> **Directions**: Whenever a line below holds the word "آغاز", copy that line.

> **Input rows**:
----

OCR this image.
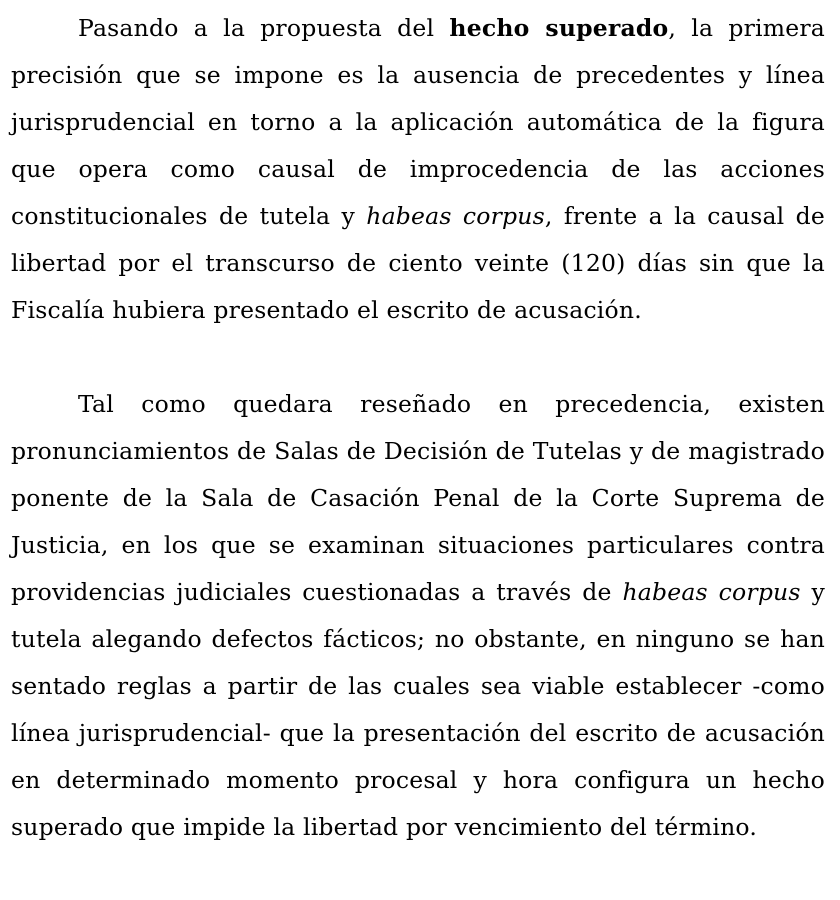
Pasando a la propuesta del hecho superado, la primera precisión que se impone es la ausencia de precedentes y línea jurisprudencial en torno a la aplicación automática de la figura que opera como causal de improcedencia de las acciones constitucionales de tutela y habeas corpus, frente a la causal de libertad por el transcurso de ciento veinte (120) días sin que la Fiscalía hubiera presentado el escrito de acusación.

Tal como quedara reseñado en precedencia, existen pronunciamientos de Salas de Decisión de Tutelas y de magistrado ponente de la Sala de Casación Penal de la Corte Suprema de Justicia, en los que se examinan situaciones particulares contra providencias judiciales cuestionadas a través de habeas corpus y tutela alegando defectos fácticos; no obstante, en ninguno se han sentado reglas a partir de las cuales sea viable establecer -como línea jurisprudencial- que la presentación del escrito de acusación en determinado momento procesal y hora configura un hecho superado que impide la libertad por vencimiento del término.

----

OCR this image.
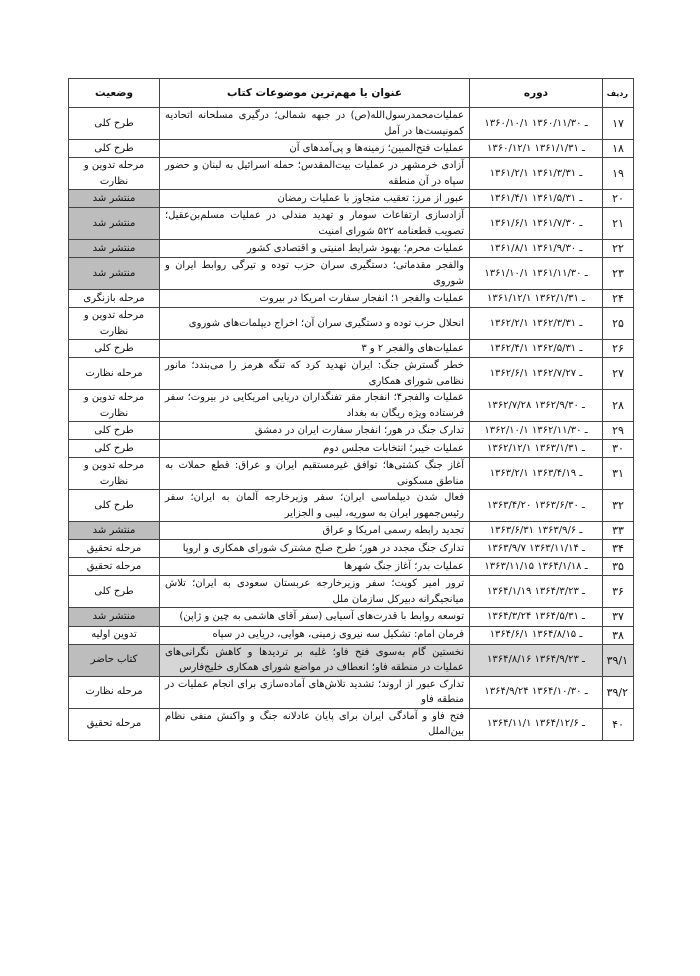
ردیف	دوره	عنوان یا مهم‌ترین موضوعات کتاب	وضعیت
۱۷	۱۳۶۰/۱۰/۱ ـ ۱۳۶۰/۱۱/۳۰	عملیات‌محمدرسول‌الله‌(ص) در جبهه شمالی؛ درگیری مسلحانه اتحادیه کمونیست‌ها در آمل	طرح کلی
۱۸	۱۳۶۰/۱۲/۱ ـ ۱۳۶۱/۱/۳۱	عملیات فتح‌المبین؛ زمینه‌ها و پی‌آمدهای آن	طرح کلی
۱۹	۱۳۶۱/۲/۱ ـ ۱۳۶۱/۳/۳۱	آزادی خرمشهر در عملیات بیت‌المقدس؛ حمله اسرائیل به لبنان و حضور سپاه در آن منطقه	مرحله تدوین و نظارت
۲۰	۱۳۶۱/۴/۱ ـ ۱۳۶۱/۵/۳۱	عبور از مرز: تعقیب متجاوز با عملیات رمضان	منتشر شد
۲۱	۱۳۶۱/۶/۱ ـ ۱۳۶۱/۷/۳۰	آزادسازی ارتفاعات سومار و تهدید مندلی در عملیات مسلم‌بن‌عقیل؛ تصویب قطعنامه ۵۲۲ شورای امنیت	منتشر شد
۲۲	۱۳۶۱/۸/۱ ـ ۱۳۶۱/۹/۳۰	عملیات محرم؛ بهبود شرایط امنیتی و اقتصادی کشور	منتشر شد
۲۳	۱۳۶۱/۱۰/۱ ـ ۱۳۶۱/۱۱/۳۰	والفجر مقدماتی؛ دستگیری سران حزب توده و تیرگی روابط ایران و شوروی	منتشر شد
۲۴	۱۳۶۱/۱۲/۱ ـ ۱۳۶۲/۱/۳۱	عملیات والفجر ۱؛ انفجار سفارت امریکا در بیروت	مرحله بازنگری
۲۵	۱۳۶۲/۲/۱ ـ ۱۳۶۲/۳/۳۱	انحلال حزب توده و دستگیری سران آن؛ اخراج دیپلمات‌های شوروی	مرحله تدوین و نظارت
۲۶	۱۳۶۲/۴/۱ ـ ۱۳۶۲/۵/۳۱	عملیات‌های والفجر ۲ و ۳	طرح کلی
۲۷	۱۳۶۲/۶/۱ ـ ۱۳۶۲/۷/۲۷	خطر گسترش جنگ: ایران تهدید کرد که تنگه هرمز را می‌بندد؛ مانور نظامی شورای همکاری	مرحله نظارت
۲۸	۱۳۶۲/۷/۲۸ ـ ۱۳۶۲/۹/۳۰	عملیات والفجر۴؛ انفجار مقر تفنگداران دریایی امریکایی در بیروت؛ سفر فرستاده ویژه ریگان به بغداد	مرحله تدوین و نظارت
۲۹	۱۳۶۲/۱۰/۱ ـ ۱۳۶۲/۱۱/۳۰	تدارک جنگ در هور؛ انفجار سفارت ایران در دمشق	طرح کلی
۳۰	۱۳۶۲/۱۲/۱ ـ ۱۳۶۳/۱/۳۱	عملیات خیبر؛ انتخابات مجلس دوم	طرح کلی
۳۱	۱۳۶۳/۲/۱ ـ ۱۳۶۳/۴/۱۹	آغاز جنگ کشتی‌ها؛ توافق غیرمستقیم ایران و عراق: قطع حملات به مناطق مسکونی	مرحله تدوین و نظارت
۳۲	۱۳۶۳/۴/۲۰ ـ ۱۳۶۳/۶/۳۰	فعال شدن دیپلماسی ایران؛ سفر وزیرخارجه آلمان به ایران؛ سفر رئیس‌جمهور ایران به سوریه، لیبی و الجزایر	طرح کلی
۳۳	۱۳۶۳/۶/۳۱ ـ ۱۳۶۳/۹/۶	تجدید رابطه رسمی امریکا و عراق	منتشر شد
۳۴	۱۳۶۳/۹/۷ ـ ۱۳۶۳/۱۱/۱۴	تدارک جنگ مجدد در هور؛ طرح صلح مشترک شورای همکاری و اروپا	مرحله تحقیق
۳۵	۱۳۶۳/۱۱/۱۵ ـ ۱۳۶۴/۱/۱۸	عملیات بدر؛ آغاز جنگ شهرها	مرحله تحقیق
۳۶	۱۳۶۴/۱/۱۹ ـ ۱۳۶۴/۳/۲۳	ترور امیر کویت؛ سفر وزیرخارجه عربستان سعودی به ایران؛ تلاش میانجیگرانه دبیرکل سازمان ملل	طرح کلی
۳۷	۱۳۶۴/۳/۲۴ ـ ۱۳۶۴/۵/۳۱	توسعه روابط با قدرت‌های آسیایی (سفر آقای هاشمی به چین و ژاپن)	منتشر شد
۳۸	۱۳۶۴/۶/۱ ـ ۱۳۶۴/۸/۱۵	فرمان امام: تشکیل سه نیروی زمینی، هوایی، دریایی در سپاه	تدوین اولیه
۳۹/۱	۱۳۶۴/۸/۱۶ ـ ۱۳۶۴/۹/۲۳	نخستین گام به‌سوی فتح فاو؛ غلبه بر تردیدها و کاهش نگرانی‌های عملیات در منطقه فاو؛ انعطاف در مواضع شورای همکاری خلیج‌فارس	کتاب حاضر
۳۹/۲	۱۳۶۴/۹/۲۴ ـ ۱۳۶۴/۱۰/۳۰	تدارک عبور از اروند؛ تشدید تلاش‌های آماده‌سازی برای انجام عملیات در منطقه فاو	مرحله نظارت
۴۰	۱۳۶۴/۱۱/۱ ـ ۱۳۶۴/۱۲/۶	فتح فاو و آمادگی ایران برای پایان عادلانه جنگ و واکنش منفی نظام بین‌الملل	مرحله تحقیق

----

> **Complete response**:
۳۱	۱۳۶۳/۲/۱ ـ ۱۳۶۳/۴/۱۹	آغاز جنگ کشتی‌ها؛ توافق غیرمستقیم ایران و عراق: قطع حملات به مناطق مسکونی	مرحله تدوین و نظارت
۳۵	۱۳۶۳/۱۱/۱۵ ـ ۱۳۶۴/۱/۱۸	عملیات بدر؛ آغاز جنگ شهرها	مرحله تحقیق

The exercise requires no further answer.